**DATASET RECORDS**
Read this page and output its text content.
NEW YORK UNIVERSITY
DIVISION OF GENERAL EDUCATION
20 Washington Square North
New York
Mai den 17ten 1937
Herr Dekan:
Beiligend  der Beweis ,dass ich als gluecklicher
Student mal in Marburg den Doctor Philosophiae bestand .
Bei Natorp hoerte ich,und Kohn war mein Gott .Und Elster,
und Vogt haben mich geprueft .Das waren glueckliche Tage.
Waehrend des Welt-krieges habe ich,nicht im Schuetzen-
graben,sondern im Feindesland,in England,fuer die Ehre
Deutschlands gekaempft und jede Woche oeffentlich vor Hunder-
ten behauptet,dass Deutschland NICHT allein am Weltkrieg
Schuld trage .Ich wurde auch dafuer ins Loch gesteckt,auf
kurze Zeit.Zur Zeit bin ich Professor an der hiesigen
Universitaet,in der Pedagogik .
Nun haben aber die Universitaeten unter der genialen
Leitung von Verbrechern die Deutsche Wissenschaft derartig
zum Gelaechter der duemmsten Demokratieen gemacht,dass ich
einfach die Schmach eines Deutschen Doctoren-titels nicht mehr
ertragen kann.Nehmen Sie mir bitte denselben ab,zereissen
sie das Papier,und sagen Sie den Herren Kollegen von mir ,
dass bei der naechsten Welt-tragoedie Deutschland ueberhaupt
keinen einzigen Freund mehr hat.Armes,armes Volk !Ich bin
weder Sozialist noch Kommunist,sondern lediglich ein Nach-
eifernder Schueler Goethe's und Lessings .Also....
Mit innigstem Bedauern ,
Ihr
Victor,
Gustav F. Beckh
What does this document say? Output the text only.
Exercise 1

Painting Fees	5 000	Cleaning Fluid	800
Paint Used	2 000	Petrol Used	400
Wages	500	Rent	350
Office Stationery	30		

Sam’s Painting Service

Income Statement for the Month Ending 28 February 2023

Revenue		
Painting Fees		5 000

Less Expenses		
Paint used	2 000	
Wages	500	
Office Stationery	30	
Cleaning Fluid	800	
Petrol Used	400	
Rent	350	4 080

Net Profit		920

**CHALLENGE**
Repeat exactly the lines from the line containing "What does this" through the last line of the records above, including both, and nothing else.

**OUTPUT FOR THIS EXERCISE**
What does this document say? Output the text only.
Exercise 1

Painting Fees	5 000	Cleaning Fluid	800
Paint Used	2 000	Petrol Used	400
Wages	500	Rent	350
Office Stationery	30		

Sam’s Painting Service

Income Statement for the Month Ending 28 February 2023

Revenue		
Painting Fees		5 000

Less Expenses		
Paint used	2 000	
Wages	500	
Office Stationery	30	
Cleaning Fluid	800	
Petrol Used	400	
Rent	350	4 080

Net Profit		920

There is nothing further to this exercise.